%%

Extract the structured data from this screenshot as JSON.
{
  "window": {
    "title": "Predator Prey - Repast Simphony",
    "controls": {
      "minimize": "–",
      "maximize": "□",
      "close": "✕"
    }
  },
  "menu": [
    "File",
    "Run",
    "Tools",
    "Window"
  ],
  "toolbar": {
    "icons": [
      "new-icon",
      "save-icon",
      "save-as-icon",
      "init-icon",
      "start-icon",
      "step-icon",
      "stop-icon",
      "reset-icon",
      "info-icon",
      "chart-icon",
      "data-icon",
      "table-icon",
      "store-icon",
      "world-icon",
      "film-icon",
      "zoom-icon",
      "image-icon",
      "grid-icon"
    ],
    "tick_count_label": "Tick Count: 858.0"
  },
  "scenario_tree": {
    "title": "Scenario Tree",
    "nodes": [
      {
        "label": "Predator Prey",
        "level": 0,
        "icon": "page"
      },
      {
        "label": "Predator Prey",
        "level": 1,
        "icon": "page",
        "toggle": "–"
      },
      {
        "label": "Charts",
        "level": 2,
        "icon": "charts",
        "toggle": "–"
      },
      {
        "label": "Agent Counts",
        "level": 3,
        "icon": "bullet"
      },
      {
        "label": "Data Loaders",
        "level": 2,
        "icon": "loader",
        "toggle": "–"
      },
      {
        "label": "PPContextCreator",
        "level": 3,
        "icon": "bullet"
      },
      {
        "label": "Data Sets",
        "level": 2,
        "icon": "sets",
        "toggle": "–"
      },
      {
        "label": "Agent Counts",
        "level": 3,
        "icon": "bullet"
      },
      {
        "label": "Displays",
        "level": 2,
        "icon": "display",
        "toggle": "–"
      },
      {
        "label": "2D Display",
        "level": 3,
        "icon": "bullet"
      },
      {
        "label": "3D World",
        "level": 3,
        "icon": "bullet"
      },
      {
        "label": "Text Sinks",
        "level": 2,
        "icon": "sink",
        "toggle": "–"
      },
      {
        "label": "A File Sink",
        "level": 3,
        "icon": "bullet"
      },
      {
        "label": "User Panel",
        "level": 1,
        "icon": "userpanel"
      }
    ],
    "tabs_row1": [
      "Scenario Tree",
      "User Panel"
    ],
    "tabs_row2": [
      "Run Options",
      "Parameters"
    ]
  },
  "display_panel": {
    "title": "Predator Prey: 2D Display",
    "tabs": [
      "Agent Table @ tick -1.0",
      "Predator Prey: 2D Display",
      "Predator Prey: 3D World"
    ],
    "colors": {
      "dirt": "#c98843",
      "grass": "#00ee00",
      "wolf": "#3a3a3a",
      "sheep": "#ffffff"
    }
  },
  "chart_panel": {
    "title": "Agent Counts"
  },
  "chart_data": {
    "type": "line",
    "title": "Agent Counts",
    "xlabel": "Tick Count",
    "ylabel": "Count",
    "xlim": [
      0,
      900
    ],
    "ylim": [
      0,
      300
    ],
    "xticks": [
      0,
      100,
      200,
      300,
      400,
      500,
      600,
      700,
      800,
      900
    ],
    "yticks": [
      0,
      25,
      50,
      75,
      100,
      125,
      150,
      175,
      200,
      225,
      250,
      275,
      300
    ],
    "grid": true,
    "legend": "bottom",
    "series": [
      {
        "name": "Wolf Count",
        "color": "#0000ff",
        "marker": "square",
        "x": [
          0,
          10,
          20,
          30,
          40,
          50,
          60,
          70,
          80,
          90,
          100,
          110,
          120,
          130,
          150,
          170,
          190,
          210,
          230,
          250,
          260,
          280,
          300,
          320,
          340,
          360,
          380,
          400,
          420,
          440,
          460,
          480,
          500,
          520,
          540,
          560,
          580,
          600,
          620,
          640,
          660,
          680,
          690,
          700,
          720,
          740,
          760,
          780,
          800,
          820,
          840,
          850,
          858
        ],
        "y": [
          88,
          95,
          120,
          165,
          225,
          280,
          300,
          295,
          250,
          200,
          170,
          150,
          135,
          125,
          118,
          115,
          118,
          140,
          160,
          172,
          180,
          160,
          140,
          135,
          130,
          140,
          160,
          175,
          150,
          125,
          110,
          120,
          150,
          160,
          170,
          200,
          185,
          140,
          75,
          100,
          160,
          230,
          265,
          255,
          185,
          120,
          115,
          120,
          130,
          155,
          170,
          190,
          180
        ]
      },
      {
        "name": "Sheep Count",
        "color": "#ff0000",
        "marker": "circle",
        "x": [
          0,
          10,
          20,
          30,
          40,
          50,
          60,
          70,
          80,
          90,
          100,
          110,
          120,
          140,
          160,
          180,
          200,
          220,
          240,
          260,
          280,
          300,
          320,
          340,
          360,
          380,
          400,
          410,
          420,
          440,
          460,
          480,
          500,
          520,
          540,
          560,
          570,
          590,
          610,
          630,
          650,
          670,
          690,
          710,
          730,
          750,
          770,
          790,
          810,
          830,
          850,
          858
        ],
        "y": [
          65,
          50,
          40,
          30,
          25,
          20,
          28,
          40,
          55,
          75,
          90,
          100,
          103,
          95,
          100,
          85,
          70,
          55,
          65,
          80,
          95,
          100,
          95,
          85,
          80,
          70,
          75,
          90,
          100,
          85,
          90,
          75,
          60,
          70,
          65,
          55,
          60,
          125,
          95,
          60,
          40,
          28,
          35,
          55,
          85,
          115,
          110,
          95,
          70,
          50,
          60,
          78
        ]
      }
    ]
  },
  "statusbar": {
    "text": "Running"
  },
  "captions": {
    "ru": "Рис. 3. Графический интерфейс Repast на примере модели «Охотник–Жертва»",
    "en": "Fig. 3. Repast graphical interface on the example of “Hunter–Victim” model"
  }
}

%%
%%

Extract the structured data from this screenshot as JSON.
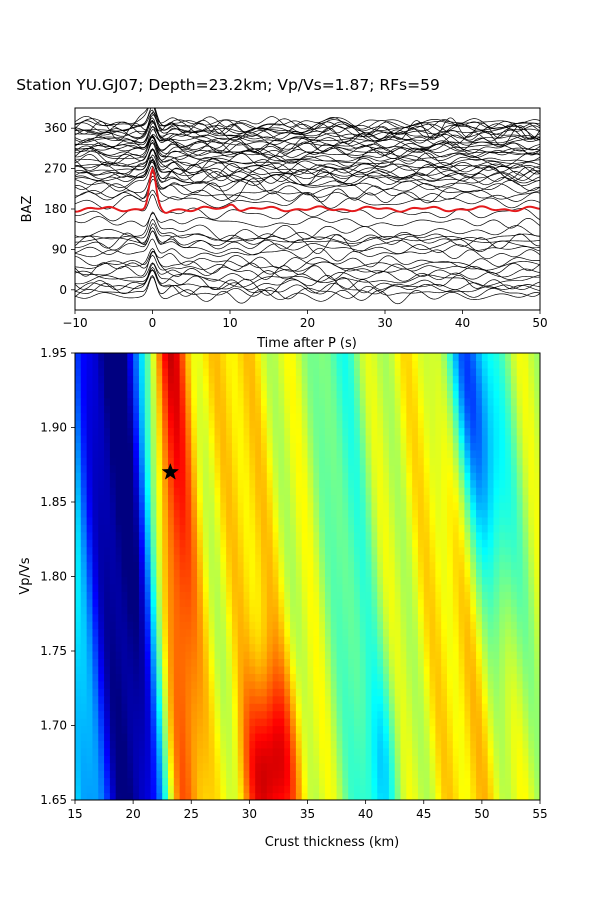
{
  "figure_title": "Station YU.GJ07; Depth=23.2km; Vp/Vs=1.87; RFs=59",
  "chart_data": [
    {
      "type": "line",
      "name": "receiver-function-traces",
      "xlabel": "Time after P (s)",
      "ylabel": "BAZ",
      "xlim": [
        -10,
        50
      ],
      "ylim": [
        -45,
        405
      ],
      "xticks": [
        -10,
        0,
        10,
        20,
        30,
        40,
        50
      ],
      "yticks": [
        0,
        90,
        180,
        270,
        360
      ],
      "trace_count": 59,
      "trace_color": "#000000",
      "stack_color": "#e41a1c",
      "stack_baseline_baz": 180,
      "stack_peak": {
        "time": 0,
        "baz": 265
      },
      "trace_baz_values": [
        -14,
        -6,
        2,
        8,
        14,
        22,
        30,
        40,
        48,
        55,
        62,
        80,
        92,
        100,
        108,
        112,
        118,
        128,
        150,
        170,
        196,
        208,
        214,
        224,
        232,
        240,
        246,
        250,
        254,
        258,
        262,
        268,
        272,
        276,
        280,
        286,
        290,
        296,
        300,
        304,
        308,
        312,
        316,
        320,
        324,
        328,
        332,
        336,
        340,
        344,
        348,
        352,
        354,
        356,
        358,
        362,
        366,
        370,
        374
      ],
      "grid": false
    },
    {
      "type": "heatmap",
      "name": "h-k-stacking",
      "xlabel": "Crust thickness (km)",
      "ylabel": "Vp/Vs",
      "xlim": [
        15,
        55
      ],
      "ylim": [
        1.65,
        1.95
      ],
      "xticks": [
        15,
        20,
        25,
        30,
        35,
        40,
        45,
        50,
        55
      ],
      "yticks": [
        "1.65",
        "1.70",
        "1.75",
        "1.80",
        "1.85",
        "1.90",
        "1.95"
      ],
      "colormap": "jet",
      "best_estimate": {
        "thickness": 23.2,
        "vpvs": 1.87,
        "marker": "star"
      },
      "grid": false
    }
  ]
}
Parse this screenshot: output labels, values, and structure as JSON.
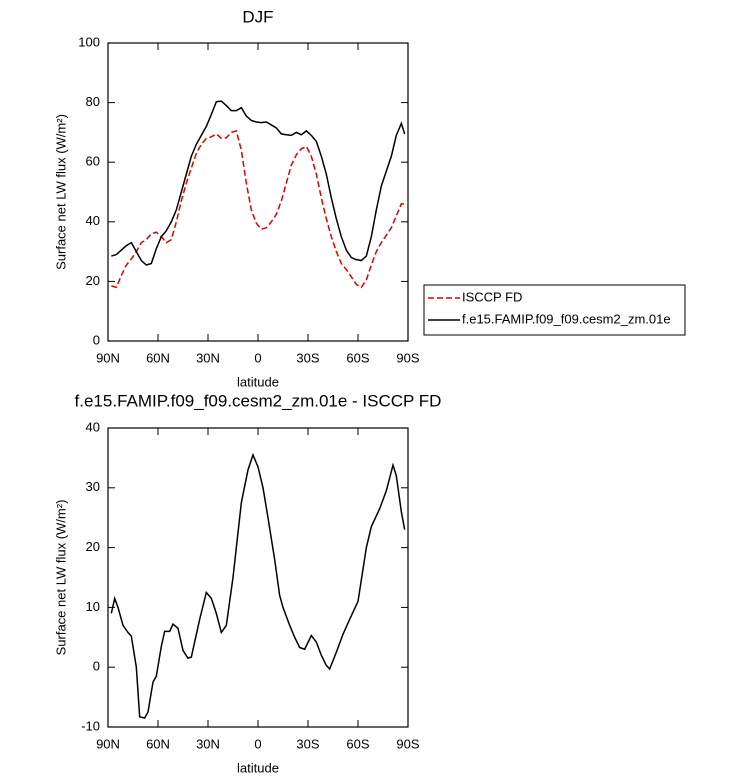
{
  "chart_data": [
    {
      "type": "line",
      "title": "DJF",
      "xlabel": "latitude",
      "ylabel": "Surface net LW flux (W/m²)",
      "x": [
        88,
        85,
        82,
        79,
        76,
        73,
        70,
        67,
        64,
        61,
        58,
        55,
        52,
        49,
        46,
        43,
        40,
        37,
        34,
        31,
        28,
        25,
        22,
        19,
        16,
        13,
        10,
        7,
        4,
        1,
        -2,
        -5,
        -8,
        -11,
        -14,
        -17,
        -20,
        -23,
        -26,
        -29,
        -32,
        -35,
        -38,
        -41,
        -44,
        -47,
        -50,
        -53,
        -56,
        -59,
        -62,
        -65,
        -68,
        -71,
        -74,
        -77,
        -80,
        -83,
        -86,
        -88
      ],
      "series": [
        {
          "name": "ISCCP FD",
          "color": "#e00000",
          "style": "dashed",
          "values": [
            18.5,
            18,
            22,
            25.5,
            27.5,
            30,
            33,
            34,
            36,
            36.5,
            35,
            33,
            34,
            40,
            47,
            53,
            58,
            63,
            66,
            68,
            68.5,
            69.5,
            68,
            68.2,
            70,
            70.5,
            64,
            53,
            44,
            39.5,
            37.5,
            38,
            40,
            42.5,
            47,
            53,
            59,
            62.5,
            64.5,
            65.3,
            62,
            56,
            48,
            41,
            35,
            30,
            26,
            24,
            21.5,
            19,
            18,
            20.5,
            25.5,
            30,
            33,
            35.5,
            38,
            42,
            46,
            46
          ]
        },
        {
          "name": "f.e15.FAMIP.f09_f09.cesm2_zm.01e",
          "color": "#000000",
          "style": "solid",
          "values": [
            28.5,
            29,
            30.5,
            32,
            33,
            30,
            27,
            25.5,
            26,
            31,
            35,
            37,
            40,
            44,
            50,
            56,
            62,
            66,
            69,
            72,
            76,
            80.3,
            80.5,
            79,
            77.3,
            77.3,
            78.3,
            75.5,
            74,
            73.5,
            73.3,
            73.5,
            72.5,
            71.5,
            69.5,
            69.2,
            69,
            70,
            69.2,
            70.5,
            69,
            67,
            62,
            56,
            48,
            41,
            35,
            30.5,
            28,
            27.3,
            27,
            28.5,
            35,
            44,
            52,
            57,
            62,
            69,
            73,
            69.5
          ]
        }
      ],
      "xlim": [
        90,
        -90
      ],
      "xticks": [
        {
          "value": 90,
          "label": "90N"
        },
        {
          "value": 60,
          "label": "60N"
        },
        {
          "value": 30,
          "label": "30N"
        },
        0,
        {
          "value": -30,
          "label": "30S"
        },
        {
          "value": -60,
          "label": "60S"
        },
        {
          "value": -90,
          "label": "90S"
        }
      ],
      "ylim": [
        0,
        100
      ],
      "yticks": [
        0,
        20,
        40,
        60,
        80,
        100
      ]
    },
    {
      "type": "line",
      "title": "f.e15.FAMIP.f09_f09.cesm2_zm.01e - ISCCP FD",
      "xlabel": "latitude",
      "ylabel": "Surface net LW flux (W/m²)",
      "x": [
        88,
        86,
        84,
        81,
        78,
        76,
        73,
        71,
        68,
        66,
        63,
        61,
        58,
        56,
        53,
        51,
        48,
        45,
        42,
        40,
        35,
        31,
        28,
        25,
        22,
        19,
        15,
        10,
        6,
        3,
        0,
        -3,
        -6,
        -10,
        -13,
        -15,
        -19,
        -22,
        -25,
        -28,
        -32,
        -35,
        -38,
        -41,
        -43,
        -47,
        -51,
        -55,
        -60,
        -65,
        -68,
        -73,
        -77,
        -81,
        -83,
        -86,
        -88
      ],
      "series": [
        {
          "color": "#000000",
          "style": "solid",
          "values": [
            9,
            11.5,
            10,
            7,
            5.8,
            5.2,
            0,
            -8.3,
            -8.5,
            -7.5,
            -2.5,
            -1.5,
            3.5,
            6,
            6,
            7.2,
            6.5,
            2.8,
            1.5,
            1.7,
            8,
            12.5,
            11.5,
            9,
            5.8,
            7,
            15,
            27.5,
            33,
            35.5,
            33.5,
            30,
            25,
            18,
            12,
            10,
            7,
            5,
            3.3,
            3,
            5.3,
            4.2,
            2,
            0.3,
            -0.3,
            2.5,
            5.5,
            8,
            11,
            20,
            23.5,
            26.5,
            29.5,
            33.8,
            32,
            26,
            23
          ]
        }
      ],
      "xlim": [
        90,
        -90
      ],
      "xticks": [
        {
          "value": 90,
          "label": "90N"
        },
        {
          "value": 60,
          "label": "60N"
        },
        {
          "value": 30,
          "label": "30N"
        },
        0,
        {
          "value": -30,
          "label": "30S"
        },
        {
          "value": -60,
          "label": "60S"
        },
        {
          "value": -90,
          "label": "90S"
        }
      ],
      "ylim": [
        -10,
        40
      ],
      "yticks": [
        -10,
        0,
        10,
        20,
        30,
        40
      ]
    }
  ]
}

%%

Exercise directions
Pull every line containing "Agent" from the material above.

Worked answer
        "label": "Agent Counts",
        "label": "Agent Counts",
      "Agent Table @ tick -1.0",
    "title": "Agent Counts"
    "title": "Agent Counts",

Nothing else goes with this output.